(Dataset items)
§ §
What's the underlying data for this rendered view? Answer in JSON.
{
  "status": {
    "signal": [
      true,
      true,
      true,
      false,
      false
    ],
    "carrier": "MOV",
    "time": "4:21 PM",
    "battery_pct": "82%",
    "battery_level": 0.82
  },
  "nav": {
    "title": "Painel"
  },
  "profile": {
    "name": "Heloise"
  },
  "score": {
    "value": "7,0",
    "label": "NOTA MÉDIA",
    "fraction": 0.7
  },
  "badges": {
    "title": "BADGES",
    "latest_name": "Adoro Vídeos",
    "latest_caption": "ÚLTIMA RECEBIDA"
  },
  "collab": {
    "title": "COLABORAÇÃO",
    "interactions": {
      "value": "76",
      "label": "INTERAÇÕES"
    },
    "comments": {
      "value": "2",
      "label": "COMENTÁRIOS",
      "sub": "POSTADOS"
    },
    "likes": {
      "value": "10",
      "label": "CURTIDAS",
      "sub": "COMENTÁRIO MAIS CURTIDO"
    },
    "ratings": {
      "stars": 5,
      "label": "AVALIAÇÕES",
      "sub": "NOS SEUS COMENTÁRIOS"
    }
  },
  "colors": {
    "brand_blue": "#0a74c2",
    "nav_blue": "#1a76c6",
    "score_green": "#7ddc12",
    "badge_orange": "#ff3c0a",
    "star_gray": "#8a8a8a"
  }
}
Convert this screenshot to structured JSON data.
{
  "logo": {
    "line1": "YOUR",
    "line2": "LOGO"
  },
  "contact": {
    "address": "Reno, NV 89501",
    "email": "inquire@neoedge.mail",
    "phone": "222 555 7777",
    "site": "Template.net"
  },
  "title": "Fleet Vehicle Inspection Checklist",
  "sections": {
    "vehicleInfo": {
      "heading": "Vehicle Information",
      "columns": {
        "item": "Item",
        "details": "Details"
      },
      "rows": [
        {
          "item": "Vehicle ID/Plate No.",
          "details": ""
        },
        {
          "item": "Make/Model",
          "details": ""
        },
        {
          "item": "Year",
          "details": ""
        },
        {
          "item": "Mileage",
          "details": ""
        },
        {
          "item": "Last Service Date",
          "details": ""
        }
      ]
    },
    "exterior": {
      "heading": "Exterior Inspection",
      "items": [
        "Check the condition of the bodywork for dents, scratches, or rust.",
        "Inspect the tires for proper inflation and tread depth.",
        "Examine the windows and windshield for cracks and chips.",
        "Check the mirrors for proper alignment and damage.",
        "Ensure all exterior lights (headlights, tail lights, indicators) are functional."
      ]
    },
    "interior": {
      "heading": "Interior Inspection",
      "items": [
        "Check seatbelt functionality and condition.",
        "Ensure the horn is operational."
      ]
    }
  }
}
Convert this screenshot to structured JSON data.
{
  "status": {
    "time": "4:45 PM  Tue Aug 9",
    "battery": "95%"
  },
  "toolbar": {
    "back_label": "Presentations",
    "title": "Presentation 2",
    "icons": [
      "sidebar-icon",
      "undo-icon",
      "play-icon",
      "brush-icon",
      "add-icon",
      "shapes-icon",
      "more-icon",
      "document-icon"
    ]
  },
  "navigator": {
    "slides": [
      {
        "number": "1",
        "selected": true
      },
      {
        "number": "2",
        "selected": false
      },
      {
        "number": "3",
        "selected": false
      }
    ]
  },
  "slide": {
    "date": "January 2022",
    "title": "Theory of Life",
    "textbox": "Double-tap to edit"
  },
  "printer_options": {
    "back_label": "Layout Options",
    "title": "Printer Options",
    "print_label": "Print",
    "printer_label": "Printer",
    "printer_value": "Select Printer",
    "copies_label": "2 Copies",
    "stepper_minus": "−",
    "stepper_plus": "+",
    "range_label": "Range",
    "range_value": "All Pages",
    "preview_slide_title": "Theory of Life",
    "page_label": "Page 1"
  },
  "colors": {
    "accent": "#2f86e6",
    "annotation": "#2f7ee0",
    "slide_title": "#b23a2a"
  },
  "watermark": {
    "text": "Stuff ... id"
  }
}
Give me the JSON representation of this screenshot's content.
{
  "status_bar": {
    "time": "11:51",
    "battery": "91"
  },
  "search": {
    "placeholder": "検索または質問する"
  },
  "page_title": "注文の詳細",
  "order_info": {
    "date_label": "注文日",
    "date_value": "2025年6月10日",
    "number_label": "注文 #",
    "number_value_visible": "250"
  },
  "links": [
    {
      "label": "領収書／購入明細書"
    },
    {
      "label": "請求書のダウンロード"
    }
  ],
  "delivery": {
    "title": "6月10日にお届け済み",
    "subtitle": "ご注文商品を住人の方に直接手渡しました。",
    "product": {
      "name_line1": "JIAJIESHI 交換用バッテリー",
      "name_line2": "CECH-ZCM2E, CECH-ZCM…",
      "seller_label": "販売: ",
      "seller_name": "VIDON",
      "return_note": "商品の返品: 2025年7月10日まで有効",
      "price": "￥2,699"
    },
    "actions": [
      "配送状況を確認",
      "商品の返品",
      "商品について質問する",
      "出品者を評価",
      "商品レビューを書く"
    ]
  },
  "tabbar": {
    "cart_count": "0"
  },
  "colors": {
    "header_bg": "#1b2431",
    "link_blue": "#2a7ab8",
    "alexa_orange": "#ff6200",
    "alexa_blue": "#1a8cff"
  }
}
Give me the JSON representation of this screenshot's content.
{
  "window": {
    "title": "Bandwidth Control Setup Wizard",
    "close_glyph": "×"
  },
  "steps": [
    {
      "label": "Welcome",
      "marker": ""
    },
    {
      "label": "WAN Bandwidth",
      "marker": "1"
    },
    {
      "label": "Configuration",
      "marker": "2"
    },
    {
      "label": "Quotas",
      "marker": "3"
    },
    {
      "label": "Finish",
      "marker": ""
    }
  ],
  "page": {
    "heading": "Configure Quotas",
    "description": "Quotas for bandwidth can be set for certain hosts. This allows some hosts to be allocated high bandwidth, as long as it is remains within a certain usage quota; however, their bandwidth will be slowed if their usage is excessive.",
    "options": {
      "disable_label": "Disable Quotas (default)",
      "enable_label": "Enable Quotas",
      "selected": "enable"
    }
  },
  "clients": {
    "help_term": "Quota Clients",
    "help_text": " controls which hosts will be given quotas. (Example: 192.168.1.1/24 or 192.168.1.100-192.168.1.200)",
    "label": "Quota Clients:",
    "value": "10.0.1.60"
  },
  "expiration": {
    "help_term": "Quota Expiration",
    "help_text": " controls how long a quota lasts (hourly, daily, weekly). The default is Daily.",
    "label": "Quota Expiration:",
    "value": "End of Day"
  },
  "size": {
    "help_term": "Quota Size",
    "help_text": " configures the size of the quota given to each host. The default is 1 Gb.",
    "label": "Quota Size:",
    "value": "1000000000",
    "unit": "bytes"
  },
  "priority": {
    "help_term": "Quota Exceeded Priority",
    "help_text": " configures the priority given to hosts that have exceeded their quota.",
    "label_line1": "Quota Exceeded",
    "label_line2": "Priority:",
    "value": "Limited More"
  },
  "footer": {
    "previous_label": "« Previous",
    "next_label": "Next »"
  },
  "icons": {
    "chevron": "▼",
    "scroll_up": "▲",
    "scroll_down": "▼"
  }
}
§ §
Required task
Output all records verbatim.

Solution
What's the underlying data for this rendered view? Answer in JSON.
{
  "status": {
    "signal": [
      true,
      true,
      true,
      false,
      false
    ],
    "carrier": "MOV",
    "time": "4:21 PM",
    "battery_pct": "82%",
    "battery_level": 0.82
  },
  "nav": {
    "title": "Painel"
  },
  "profile": {
    "name": "Heloise"
  },
  "score": {
    "value": "7,0",
    "label": "NOTA MÉDIA",
    "fraction": 0.7
  },
  "badges": {
    "title": "BADGES",
    "latest_name": "Adoro Vídeos",
    "latest_caption": "ÚLTIMA RECEBIDA"
  },
  "collab": {
    "title": "COLABORAÇÃO",
    "interactions": {
      "value": "76",
      "label": "INTERAÇÕES"
    },
    "comments": {
      "value": "2",
      "label": "COMENTÁRIOS",
      "sub": "POSTADOS"
    },
    "likes": {
      "value": "10",
      "label": "CURTIDAS",
      "sub": "COMENTÁRIO MAIS CURTIDO"
    },
    "ratings": {
      "stars": 5,
      "label": "AVALIAÇÕES",
      "sub": "NOS SEUS COMENTÁRIOS"
    }
  },
  "colors": {
    "brand_blue": "#0a74c2",
    "nav_blue": "#1a76c6",
    "score_green": "#7ddc12",
    "badge_orange": "#ff3c0a",
    "star_gray": "#8a8a8a"
  }
}
Convert this screenshot to structured JSON data.
{
  "logo": {
    "line1": "YOUR",
    "line2": "LOGO"
  },
  "contact": {
    "address": "Reno, NV 89501",
    "email": "inquire@neoedge.mail",
    "phone": "222 555 7777",
    "site": "Template.net"
  },
  "title": "Fleet Vehicle Inspection Checklist",
  "sections": {
    "vehicleInfo": {
      "heading": "Vehicle Information",
      "columns": {
        "item": "Item",
        "details": "Details"
      },
      "rows": [
        {
          "item": "Vehicle ID/Plate No.",
          "details": ""
        },
        {
          "item": "Make/Model",
          "details": ""
        },
        {
          "item": "Year",
          "details": ""
        },
        {
          "item": "Mileage",
          "details": ""
        },
        {
          "item": "Last Service Date",
          "details": ""
        }
      ]
    },
    "exterior": {
      "heading": "Exterior Inspection",
      "items": [
        "Check the condition of the bodywork for dents, scratches, or rust.",
        "Inspect the tires for proper inflation and tread depth.",
        "Examine the windows and windshield for cracks and chips.",
        "Check the mirrors for proper alignment and damage.",
        "Ensure all exterior lights (headlights, tail lights, indicators) are functional."
      ]
    },
    "interior": {
      "heading": "Interior Inspection",
      "items": [
        "Check seatbelt functionality and condition.",
        "Ensure the horn is operational."
      ]
    }
  }
}
Convert this screenshot to structured JSON data.
{
  "status": {
    "time": "4:45 PM  Tue Aug 9",
    "battery": "95%"
  },
  "toolbar": {
    "back_label": "Presentations",
    "title": "Presentation 2",
    "icons": [
      "sidebar-icon",
      "undo-icon",
      "play-icon",
      "brush-icon",
      "add-icon",
      "shapes-icon",
      "more-icon",
      "document-icon"
    ]
  },
  "navigator": {
    "slides": [
      {
        "number": "1",
        "selected": true
      },
      {
        "number": "2",
        "selected": false
      },
      {
        "number": "3",
        "selected": false
      }
    ]
  },
  "slide": {
    "date": "January 2022",
    "title": "Theory of Life",
    "textbox": "Double-tap to edit"
  },
  "printer_options": {
    "back_label": "Layout Options",
    "title": "Printer Options",
    "print_label": "Print",
    "printer_label": "Printer",
    "printer_value": "Select Printer",
    "copies_label": "2 Copies",
    "stepper_minus": "−",
    "stepper_plus": "+",
    "range_label": "Range",
    "range_value": "All Pages",
    "preview_slide_title": "Theory of Life",
    "page_label": "Page 1"
  },
  "colors": {
    "accent": "#2f86e6",
    "annotation": "#2f7ee0",
    "slide_title": "#b23a2a"
  },
  "watermark": {
    "text": "Stuff ... id"
  }
}
Give me the JSON representation of this screenshot's content.
{
  "status_bar": {
    "time": "11:51",
    "battery": "91"
  },
  "search": {
    "placeholder": "検索または質問する"
  },
  "page_title": "注文の詳細",
  "order_info": {
    "date_label": "注文日",
    "date_value": "2025年6月10日",
    "number_label": "注文 #",
    "number_value_visible": "250"
  },
  "links": [
    {
      "label": "領収書／購入明細書"
    },
    {
      "label": "請求書のダウンロード"
    }
  ],
  "delivery": {
    "title": "6月10日にお届け済み",
    "subtitle": "ご注文商品を住人の方に直接手渡しました。",
    "product": {
      "name_line1": "JIAJIESHI 交換用バッテリー",
      "name_line2": "CECH-ZCM2E, CECH-ZCM…",
      "seller_label": "販売: ",
      "seller_name": "VIDON",
      "return_note": "商品の返品: 2025年7月10日まで有効",
      "price": "￥2,699"
    },
    "actions": [
      "配送状況を確認",
      "商品の返品",
      "商品について質問する",
      "出品者を評価",
      "商品レビューを書く"
    ]
  },
  "tabbar": {
    "cart_count": "0"
  },
  "colors": {
    "header_bg": "#1b2431",
    "link_blue": "#2a7ab8",
    "alexa_orange": "#ff6200",
    "alexa_blue": "#1a8cff"
  }
}
Give me the JSON representation of this screenshot's content.
{
  "window": {
    "title": "Bandwidth Control Setup Wizard",
    "close_glyph": "×"
  },
  "steps": [
    {
      "label": "Welcome",
      "marker": ""
    },
    {
      "label": "WAN Bandwidth",
      "marker": "1"
    },
    {
      "label": "Configuration",
      "marker": "2"
    },
    {
      "label": "Quotas",
      "marker": "3"
    },
    {
      "label": "Finish",
      "marker": ""
    }
  ],
  "page": {
    "heading": "Configure Quotas",
    "description": "Quotas for bandwidth can be set for certain hosts. This allows some hosts to be allocated high bandwidth, as long as it is remains within a certain usage quota; however, their bandwidth will be slowed if their usage is excessive.",
    "options": {
      "disable_label": "Disable Quotas (default)",
      "enable_label": "Enable Quotas",
      "selected": "enable"
    }
  },
  "clients": {
    "help_term": "Quota Clients",
    "help_text": " controls which hosts will be given quotas. (Example: 192.168.1.1/24 or 192.168.1.100-192.168.1.200)",
    "label": "Quota Clients:",
    "value": "10.0.1.60"
  },
  "expiration": {
    "help_term": "Quota Expiration",
    "help_text": " controls how long a quota lasts (hourly, daily, weekly). The default is Daily.",
    "label": "Quota Expiration:",
    "value": "End of Day"
  },
  "size": {
    "help_term": "Quota Size",
    "help_text": " configures the size of the quota given to each host. The default is 1 Gb.",
    "label": "Quota Size:",
    "value": "1000000000",
    "unit": "bytes"
  },
  "priority": {
    "help_term": "Quota Exceeded Priority",
    "help_text": " configures the priority given to hosts that have exceeded their quota.",
    "label_line1": "Quota Exceeded",
    "label_line2": "Priority:",
    "value": "Limited More"
  },
  "footer": {
    "previous_label": "« Previous",
    "next_label": "Next »"
  },
  "icons": {
    "chevron": "▼",
    "scroll_up": "▲",
    "scroll_down": "▼"
  }
}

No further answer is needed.